#### DESCRIPTION OF THE TASK:
Copy every line of the data that includes the string "false".

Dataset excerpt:

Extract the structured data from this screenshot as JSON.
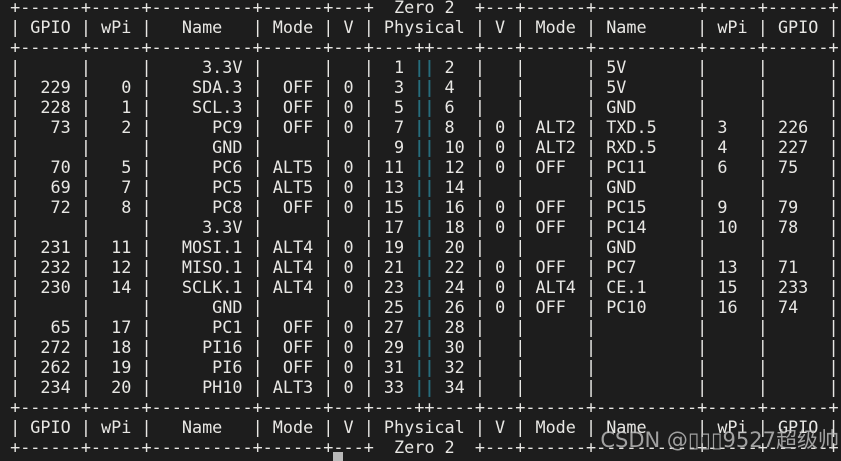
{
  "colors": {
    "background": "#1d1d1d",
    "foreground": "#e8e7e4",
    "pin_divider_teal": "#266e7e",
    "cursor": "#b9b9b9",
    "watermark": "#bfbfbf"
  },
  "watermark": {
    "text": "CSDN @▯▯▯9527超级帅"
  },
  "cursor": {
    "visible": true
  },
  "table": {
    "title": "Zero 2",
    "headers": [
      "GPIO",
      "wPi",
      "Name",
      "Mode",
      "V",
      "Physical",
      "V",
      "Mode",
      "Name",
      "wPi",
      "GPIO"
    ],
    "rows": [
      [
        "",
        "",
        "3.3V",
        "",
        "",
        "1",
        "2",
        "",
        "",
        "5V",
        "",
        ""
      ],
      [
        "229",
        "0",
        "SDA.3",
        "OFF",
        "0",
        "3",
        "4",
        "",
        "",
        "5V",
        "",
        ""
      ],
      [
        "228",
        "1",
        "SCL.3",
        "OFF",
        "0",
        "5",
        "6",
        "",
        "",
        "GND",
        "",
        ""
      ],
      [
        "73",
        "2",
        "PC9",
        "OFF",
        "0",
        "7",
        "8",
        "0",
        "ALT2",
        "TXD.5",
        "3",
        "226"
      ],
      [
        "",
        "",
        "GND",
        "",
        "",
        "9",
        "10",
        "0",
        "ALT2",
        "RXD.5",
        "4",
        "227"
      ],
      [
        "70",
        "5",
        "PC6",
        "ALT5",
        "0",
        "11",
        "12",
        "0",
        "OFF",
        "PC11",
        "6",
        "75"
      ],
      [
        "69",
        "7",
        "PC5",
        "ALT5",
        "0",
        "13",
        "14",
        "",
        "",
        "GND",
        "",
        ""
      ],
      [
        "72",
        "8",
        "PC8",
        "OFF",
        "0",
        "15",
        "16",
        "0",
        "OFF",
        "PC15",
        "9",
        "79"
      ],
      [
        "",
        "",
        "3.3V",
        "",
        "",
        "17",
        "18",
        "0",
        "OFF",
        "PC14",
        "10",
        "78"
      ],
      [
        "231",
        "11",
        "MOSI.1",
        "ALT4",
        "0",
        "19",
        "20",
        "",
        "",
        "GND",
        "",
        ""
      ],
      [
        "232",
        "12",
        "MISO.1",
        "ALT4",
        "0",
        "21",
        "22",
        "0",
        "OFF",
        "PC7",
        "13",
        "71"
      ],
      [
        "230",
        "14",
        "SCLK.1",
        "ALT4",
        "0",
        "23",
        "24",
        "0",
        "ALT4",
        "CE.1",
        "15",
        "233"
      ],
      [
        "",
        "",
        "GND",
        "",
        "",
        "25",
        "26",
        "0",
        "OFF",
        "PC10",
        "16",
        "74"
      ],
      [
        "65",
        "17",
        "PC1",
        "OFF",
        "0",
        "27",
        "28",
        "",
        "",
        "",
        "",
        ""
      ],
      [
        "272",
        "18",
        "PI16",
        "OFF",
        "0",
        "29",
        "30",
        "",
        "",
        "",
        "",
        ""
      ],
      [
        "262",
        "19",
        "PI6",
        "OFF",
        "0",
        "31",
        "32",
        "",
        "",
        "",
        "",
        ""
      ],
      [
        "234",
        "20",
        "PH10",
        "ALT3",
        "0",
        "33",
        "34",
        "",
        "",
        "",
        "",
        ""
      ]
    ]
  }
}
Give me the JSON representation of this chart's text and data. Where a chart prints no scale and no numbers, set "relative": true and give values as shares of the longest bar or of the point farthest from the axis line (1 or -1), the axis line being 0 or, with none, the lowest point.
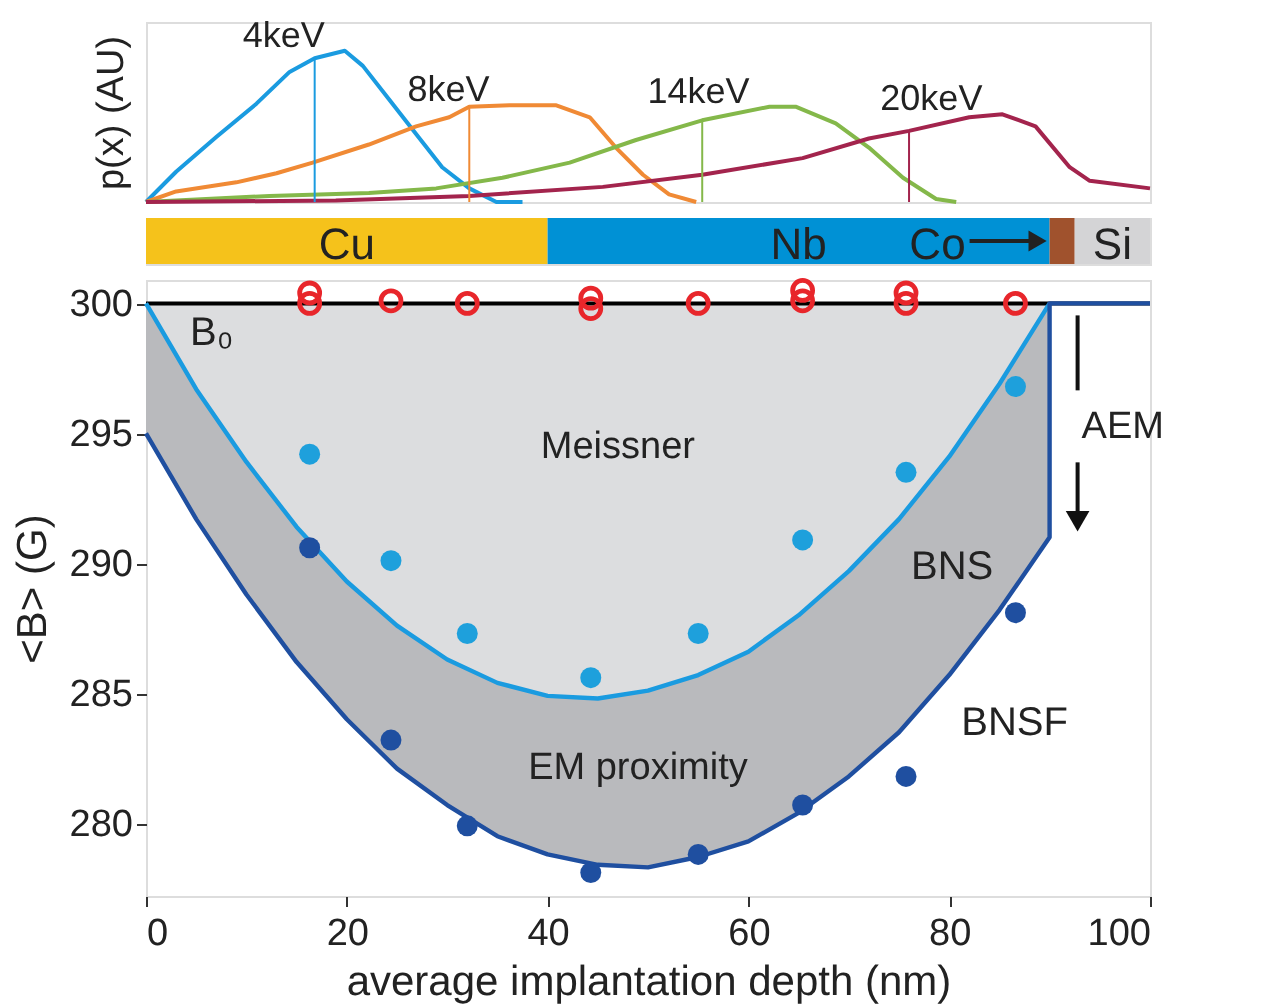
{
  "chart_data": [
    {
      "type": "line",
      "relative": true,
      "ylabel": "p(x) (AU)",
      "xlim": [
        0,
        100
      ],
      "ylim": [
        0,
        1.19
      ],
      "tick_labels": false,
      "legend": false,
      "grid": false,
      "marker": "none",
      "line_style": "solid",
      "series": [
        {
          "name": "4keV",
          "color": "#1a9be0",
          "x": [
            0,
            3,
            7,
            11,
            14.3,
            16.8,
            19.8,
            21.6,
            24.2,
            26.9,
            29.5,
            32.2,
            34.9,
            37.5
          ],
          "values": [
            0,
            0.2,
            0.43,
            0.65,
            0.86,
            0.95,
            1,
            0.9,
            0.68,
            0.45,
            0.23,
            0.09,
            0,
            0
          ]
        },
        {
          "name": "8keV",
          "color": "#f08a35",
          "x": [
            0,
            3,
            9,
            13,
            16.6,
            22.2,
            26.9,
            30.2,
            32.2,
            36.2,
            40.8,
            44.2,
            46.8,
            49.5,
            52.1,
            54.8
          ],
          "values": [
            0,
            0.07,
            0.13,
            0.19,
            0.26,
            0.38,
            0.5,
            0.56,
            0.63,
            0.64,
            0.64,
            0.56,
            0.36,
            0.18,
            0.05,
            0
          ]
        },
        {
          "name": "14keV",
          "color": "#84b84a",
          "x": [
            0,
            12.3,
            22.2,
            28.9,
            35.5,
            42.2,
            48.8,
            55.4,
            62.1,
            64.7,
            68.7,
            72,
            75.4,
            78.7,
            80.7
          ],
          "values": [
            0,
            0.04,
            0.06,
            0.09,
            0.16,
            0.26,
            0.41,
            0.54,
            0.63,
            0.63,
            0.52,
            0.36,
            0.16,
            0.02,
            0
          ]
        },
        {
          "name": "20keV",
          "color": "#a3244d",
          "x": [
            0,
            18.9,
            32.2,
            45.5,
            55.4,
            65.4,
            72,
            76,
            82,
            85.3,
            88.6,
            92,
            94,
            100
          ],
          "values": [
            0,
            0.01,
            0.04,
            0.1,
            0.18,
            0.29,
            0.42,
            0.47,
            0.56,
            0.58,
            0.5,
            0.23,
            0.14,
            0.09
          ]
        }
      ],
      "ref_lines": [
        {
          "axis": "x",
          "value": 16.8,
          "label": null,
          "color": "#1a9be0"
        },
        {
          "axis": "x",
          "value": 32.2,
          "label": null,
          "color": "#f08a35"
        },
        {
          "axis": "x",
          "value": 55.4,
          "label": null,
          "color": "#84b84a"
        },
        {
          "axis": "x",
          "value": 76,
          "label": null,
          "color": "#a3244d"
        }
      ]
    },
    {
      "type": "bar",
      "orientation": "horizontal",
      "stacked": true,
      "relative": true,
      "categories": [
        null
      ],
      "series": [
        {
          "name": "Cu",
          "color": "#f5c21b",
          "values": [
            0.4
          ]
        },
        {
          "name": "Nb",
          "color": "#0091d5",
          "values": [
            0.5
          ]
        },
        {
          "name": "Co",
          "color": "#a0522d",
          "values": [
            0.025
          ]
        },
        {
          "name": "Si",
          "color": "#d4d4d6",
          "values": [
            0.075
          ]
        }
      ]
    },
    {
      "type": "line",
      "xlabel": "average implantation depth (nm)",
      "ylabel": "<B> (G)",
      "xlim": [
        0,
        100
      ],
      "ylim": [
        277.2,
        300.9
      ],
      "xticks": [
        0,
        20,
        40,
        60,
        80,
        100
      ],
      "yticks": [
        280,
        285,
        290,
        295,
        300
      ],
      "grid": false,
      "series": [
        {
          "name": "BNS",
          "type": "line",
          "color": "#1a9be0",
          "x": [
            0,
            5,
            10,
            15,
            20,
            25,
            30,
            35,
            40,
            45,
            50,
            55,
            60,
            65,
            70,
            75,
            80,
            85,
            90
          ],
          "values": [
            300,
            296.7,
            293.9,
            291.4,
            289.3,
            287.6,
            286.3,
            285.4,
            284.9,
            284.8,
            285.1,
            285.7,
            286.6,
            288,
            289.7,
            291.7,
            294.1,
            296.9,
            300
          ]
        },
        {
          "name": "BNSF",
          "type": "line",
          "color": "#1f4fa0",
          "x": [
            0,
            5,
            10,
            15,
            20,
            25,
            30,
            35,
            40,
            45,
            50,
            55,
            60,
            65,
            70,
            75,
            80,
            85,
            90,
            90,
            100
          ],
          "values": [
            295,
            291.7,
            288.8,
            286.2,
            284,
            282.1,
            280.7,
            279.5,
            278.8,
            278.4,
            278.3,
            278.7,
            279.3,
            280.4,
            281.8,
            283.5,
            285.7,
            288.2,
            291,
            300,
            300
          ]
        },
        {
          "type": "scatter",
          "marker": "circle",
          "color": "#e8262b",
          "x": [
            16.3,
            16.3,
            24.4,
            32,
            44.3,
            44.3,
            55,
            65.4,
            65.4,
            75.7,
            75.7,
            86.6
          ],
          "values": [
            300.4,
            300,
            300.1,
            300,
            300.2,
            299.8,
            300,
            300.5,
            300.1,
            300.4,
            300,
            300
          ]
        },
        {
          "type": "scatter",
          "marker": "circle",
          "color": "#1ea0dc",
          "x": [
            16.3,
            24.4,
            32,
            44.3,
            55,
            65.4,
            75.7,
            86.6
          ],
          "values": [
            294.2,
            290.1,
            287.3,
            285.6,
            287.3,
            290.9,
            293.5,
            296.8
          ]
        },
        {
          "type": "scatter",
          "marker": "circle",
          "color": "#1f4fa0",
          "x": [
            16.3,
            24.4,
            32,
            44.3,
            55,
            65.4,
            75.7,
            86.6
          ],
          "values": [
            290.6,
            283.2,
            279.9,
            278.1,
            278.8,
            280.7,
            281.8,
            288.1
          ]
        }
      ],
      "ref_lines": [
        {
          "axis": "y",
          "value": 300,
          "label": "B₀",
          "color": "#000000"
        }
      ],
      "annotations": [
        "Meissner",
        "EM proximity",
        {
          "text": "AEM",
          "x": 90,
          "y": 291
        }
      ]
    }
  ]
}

#### CORRECT RESPONSE:
      "tick_labels": false,
      "legend": false,
      "grid": false,
      "grid": false,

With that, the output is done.